Job:
From the listing, collect all lines containing the word "Edit".
• • • •
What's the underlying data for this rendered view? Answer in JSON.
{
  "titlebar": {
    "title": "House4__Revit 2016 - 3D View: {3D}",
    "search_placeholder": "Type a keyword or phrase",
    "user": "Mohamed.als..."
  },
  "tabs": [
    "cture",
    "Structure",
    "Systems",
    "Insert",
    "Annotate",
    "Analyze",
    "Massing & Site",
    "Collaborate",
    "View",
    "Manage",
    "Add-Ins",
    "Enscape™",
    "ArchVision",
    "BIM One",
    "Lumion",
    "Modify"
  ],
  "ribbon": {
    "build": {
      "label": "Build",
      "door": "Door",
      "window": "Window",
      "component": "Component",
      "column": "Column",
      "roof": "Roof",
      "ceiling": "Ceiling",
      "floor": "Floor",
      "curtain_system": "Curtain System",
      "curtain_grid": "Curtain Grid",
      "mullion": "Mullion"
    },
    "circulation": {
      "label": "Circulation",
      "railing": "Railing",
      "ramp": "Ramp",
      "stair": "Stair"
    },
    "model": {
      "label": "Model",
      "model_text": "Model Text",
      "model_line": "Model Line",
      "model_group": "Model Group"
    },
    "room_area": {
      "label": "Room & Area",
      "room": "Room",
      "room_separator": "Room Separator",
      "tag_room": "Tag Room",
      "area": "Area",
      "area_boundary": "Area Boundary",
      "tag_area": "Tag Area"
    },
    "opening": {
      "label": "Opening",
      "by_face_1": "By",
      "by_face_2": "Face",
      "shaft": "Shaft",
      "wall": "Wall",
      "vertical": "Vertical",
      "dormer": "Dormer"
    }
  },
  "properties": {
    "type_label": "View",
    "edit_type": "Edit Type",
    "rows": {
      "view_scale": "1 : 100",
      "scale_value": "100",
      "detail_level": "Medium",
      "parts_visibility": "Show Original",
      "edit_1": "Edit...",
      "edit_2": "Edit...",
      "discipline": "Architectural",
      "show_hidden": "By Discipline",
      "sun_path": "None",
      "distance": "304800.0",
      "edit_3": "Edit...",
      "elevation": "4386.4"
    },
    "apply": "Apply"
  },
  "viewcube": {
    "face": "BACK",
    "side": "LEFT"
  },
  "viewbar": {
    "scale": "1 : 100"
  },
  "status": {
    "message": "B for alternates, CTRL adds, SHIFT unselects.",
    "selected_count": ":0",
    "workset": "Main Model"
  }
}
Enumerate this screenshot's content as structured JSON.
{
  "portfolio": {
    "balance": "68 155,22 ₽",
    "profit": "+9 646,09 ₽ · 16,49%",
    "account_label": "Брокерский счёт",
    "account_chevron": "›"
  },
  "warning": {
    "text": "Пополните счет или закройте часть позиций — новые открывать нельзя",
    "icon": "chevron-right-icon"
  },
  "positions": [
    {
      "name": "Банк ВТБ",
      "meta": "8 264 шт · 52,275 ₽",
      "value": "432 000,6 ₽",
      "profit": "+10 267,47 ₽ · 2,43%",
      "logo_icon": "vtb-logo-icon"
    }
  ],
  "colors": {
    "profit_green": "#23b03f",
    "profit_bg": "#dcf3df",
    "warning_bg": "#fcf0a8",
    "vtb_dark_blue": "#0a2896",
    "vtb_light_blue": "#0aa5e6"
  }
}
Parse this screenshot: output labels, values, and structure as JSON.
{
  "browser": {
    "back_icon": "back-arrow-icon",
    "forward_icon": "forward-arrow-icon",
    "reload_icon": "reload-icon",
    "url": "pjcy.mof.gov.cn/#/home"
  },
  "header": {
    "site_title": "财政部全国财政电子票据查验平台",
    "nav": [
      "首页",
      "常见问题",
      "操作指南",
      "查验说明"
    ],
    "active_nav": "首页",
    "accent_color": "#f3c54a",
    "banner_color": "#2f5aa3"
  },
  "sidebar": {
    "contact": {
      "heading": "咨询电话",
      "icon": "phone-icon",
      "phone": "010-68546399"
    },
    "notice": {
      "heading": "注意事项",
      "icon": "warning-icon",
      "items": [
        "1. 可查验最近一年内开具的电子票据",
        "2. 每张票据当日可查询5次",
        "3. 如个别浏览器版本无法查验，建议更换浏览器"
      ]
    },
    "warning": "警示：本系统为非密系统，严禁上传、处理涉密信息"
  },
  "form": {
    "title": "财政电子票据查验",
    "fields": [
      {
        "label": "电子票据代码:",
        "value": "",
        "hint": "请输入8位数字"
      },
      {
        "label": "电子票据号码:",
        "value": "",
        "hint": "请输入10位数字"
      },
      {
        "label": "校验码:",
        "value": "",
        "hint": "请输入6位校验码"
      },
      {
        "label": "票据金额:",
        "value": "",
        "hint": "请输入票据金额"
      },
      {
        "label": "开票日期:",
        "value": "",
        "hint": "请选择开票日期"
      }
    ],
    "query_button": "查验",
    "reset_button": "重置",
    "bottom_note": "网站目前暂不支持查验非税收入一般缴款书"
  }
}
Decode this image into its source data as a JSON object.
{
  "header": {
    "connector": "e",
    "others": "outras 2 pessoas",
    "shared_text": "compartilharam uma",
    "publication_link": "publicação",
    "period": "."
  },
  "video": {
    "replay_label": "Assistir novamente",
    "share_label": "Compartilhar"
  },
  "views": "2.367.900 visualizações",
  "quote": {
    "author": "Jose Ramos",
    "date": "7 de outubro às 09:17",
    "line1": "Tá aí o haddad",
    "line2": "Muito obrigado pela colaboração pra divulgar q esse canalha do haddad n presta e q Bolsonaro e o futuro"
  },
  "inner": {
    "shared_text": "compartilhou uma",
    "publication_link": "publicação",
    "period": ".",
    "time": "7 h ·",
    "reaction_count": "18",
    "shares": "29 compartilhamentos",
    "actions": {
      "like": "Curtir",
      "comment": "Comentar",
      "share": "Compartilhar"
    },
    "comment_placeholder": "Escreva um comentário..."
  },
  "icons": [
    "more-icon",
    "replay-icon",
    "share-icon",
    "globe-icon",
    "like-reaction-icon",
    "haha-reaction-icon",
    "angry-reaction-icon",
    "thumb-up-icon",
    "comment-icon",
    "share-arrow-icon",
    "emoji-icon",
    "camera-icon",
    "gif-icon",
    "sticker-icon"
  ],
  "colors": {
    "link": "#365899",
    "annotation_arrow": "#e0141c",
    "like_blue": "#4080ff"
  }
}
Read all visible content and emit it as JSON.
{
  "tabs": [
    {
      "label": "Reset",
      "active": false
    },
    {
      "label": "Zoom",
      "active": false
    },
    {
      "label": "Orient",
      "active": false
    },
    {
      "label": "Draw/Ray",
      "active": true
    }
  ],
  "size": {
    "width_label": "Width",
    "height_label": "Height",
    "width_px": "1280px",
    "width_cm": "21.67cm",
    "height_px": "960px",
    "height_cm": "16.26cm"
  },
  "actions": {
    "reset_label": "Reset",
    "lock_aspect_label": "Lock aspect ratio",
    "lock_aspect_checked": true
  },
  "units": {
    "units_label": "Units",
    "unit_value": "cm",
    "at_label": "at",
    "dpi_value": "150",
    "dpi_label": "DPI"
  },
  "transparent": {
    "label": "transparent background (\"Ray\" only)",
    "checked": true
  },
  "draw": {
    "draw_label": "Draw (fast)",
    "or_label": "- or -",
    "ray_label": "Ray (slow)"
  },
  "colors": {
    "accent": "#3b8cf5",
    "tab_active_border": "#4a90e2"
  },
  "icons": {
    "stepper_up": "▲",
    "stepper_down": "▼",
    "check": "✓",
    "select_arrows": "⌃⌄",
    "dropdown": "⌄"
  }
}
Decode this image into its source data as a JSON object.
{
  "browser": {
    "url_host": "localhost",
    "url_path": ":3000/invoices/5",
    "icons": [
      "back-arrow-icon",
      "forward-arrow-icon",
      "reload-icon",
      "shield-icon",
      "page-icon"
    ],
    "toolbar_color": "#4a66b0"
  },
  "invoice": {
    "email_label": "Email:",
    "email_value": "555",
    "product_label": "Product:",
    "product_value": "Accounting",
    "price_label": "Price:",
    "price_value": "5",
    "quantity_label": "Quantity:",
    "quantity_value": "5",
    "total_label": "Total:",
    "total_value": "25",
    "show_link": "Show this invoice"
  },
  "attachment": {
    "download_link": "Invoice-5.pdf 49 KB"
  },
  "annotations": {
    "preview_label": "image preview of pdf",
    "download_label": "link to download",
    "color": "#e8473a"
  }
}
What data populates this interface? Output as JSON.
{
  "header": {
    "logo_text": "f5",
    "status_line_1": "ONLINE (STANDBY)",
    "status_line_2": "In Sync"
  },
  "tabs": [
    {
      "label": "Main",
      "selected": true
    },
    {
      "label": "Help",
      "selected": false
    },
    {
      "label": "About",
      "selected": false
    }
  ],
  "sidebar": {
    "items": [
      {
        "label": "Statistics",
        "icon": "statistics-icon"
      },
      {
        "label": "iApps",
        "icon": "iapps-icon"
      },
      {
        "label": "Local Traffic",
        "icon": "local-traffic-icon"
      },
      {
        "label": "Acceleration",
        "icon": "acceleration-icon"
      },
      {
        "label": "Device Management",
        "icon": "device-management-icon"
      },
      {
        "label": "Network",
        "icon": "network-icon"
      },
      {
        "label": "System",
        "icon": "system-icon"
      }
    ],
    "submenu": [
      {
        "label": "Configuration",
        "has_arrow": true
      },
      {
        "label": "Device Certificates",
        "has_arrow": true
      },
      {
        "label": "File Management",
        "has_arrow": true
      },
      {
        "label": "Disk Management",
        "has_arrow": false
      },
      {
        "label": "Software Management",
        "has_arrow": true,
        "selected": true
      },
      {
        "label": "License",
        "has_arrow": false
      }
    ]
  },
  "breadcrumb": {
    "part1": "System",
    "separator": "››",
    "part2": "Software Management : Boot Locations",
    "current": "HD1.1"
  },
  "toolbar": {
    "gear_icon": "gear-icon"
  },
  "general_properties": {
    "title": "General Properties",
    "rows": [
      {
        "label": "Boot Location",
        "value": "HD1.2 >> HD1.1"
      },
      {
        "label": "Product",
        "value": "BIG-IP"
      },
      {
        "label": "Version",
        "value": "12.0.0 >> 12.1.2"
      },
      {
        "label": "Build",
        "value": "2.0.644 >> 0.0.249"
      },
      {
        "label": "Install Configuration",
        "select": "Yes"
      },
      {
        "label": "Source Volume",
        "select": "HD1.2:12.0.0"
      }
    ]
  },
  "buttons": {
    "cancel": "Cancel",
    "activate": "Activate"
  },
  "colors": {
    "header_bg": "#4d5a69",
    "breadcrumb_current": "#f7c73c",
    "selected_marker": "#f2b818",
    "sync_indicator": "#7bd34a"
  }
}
• • • •
Response to the task:
    "edit_type": "Edit Type",
      "edit_1": "Edit...",
      "edit_2": "Edit...",
      "edit_3": "Edit...",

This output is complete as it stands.